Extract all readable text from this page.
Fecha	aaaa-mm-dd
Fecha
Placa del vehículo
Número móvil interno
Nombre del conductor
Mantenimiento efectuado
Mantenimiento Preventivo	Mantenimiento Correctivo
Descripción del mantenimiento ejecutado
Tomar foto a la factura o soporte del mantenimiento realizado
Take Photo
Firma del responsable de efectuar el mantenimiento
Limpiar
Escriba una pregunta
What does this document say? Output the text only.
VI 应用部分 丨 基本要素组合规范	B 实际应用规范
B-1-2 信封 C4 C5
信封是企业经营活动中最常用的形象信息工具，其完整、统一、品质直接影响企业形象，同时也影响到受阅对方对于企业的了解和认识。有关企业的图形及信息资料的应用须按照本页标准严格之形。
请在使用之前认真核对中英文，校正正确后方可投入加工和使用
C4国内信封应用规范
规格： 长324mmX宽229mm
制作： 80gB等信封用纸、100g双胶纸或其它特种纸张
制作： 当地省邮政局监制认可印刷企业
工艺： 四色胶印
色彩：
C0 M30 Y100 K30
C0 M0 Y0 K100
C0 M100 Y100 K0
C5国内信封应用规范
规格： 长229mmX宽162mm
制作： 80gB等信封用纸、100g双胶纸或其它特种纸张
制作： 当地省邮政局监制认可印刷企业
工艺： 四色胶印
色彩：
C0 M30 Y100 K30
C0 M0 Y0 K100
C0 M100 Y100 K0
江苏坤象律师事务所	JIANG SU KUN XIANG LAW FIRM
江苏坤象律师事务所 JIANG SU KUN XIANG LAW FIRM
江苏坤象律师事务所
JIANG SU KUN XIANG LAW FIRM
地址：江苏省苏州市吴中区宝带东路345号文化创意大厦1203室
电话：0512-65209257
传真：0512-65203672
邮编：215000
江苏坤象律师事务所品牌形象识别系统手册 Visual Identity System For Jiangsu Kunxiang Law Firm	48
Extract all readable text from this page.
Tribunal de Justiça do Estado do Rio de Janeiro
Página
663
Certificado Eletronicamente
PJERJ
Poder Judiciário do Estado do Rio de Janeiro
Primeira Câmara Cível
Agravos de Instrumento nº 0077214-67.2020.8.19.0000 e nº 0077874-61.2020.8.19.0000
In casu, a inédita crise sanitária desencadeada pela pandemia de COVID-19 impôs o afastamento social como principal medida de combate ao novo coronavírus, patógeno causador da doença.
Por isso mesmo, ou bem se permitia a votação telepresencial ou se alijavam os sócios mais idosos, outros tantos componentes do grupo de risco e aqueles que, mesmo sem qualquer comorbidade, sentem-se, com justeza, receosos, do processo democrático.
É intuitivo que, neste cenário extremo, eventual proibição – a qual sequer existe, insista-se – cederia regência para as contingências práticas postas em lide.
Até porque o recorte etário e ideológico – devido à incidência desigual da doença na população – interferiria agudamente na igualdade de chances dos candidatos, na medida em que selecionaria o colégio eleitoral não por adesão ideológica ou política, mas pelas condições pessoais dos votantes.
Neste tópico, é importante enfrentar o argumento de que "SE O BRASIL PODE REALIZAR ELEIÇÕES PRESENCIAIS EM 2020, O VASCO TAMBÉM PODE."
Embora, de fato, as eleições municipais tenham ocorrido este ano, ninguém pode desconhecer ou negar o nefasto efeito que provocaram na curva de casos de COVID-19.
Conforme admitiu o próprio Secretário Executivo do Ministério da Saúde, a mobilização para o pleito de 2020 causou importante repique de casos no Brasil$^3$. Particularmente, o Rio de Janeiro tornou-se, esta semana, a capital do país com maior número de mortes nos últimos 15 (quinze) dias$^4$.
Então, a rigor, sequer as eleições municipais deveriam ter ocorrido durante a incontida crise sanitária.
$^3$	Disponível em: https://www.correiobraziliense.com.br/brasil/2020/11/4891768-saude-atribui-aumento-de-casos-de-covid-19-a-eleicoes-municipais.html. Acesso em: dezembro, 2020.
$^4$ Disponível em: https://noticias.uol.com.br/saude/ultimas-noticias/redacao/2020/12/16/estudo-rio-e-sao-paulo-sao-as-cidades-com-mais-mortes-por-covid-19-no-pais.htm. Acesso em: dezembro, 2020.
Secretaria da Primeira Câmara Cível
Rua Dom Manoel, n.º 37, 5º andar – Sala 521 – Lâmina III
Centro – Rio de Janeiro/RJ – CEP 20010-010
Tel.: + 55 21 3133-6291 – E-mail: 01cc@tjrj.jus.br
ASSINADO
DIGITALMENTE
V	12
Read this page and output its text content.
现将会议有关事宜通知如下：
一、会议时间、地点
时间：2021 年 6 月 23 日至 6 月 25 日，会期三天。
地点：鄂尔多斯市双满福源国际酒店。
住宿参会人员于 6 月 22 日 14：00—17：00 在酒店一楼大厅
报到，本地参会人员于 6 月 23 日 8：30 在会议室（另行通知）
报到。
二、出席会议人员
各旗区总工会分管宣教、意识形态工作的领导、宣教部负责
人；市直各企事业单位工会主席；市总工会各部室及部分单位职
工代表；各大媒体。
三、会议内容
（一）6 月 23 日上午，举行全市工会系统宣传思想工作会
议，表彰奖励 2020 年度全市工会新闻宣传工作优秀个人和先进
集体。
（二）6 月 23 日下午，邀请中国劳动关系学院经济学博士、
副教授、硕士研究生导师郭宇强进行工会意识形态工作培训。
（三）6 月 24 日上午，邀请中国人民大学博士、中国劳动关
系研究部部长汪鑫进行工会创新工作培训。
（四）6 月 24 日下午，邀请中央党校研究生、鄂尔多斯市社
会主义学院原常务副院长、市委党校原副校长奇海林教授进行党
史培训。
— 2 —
=======
## Brief
Look through the records and gather each line with the word "doença".

## Exercise response
In casu, a inédita crise sanitária desencadeada pela pandemia de COVID-19 impôs o afastamento social como principal medida de combate ao novo coronavírus, patógeno causador da doença.
Até porque o recorte etário e ideológico – devido à incidência desigual da doença na população – interferiria agudamente na igualdade de chances dos candidatos, na medida em que selecionaria o colégio eleitoral não por adesão ideológica ou política, mas pelas condições pessoais dos votantes.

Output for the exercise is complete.